Exercise =
Can you retype the listing word for word, starting at its first line and ending at the line that contains "save-icon[interactable] — [673, 40, 687, 54]"?

Element box listing
• • •
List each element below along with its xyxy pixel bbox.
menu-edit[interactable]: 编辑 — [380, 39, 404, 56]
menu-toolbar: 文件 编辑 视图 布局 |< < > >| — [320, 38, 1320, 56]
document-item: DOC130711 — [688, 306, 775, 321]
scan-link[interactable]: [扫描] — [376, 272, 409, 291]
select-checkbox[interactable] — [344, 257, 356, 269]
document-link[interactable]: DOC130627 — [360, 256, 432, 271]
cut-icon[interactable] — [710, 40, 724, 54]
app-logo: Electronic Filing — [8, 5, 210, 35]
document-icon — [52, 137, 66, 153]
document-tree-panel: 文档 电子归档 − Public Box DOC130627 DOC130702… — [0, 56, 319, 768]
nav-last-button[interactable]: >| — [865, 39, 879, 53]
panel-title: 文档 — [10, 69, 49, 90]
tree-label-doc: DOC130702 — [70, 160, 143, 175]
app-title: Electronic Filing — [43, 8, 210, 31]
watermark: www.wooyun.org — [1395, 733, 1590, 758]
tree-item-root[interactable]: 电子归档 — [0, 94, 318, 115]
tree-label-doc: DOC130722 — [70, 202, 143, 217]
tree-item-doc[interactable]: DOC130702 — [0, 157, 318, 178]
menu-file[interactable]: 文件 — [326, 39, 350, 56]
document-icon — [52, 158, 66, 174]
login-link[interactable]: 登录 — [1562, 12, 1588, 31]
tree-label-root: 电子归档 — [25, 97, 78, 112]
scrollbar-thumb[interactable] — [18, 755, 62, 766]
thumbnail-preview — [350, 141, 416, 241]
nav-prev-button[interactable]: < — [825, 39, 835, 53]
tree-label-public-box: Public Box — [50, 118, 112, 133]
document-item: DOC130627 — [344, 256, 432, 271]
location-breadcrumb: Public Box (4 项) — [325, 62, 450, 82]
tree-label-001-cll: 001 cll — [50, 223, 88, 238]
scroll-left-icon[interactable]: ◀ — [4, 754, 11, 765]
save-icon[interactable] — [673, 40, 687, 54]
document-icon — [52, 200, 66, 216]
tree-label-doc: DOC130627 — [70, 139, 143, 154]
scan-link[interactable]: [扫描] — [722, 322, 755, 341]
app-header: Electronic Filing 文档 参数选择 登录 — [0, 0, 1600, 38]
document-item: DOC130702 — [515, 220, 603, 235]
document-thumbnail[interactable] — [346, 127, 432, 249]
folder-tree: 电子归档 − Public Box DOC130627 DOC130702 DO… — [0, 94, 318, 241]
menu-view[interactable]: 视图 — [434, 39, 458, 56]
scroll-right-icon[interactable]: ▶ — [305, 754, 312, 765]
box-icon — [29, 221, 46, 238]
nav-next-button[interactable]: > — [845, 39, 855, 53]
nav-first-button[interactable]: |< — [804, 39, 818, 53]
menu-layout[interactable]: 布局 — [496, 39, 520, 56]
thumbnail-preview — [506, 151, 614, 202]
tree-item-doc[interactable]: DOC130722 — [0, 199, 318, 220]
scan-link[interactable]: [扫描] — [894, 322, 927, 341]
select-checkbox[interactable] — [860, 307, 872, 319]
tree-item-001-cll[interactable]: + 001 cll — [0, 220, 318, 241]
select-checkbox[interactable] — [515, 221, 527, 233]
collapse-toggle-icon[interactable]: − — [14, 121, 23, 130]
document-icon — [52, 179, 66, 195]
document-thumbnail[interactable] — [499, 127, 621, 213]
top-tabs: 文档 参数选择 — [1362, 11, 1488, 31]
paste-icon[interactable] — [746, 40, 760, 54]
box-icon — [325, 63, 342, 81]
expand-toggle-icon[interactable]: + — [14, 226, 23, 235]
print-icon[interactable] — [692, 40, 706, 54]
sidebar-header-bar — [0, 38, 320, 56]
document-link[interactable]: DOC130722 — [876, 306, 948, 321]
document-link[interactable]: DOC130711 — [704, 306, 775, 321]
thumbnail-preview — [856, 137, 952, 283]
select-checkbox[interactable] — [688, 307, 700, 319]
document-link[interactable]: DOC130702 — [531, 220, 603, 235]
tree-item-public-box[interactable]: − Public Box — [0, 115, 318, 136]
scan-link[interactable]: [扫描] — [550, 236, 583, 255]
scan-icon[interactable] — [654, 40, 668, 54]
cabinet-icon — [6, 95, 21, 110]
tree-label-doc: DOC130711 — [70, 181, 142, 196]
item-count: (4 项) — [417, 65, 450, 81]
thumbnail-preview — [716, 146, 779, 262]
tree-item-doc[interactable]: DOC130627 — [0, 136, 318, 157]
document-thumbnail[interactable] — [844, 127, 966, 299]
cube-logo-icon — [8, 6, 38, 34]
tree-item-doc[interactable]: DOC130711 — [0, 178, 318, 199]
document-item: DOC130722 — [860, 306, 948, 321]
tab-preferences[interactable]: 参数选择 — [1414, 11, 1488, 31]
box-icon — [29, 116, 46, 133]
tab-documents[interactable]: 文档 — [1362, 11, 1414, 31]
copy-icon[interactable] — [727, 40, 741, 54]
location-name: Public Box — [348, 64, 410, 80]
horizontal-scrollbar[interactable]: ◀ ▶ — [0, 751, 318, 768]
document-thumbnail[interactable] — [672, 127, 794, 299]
• • •
Solved exercise =
List each element below along with its xyxy pixel bbox.
menu-edit[interactable]: 编辑 — [380, 39, 404, 56]
menu-toolbar: 文件 编辑 视图 布局 |< < > >| — [320, 38, 1320, 56]
document-item: DOC130711 — [688, 306, 775, 321]
scan-link[interactable]: [扫描] — [376, 272, 409, 291]
select-checkbox[interactable] — [344, 257, 356, 269]
document-link[interactable]: DOC130627 — [360, 256, 432, 271]
cut-icon[interactable] — [710, 40, 724, 54]
app-logo: Electronic Filing — [8, 5, 210, 35]
document-icon — [52, 137, 66, 153]
document-tree-panel: 文档 电子归档 − Public Box DOC130627 DOC130702… — [0, 56, 319, 768]
nav-last-button[interactable]: >| — [865, 39, 879, 53]
panel-title: 文档 — [10, 69, 49, 90]
tree-label-doc: DOC130702 — [70, 160, 143, 175]
app-title: Electronic Filing — [43, 8, 210, 31]
watermark: www.wooyun.org — [1395, 733, 1590, 758]
tree-item-root[interactable]: 电子归档 — [0, 94, 318, 115]
tree-label-doc: DOC130722 — [70, 202, 143, 217]
tree-item-doc[interactable]: DOC130702 — [0, 157, 318, 178]
menu-file[interactable]: 文件 — [326, 39, 350, 56]
document-icon — [52, 158, 66, 174]
login-link[interactable]: 登录 — [1562, 12, 1588, 31]
tree-label-root: 电子归档 — [25, 97, 78, 112]
scrollbar-thumb[interactable] — [18, 755, 62, 766]
thumbnail-preview — [350, 141, 416, 241]
nav-prev-button[interactable]: < — [825, 39, 835, 53]
tree-label-public-box: Public Box — [50, 118, 112, 133]
document-item: DOC130627 — [344, 256, 432, 271]
location-breadcrumb: Public Box (4 项) — [325, 62, 450, 82]
tree-label-001-cll: 001 cll — [50, 223, 88, 238]
scroll-left-icon[interactable]: ◀ — [4, 754, 11, 765]
save-icon[interactable] — [673, 40, 687, 54]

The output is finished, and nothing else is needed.